**The input**
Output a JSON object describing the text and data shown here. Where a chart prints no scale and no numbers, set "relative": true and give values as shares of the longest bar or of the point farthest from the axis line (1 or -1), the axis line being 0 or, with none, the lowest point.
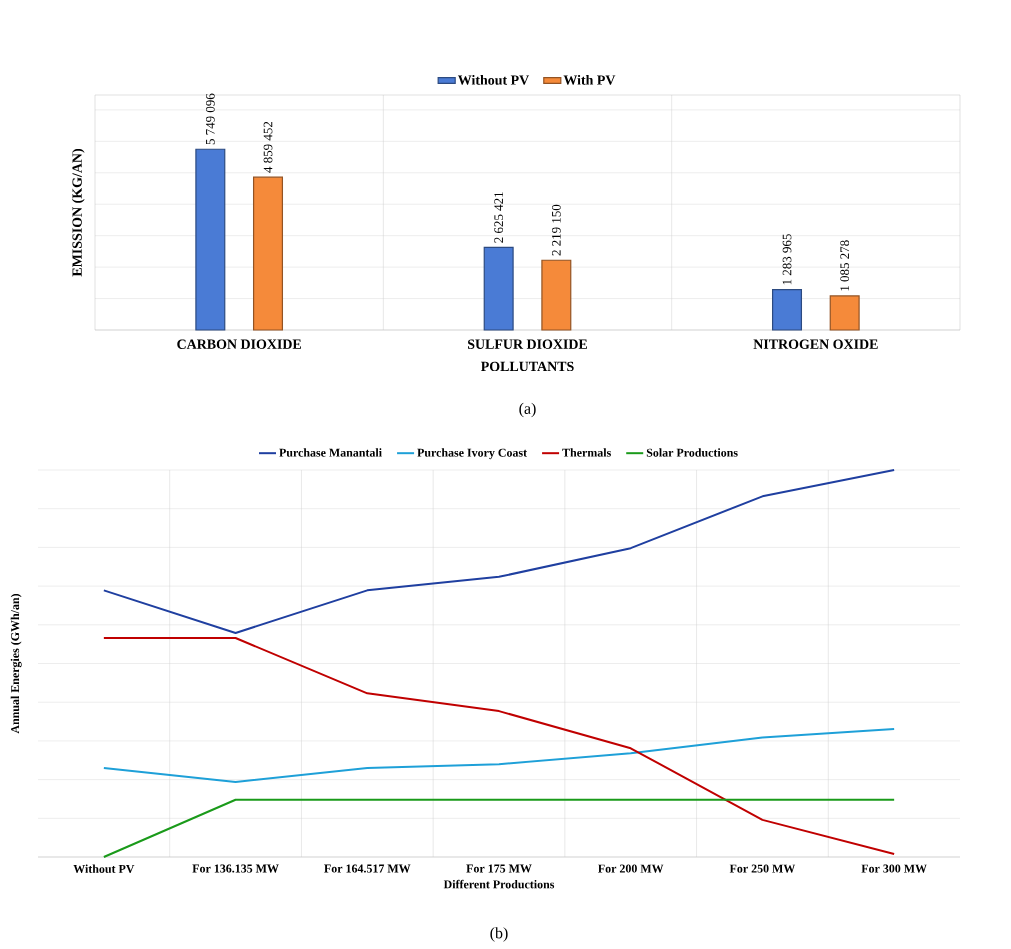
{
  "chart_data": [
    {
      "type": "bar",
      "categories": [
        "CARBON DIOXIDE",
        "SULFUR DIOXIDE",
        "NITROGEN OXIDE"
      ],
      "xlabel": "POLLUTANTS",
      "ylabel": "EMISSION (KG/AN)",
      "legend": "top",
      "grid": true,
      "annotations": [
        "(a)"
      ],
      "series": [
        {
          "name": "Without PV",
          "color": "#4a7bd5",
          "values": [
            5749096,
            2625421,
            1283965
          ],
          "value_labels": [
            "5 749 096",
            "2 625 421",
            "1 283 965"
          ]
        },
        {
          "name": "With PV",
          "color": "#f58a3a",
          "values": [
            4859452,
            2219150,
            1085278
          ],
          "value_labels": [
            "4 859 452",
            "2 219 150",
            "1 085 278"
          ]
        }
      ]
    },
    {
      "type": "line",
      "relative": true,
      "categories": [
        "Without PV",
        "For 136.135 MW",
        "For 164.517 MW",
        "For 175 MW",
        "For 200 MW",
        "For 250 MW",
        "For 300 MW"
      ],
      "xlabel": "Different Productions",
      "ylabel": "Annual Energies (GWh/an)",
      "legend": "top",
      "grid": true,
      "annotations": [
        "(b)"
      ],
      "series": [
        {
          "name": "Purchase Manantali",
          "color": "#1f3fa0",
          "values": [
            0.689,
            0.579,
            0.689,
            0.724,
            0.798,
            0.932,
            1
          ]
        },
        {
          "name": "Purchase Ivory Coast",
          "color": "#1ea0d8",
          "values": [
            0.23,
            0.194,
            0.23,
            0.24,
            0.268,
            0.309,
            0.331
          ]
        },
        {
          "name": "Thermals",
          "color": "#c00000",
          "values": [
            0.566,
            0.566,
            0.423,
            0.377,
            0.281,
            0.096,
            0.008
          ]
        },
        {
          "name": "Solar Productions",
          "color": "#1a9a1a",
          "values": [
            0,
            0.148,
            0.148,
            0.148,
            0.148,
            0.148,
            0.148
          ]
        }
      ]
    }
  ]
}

**To be done**
Pick out every line holding the string "name" and return it.

**Task answer**
          "name": "Without PV",
          "name": "With PV",
          "name": "Purchase Manantali",
          "name": "Purchase Ivory Coast",
          "name": "Thermals",
          "name": "Solar Productions",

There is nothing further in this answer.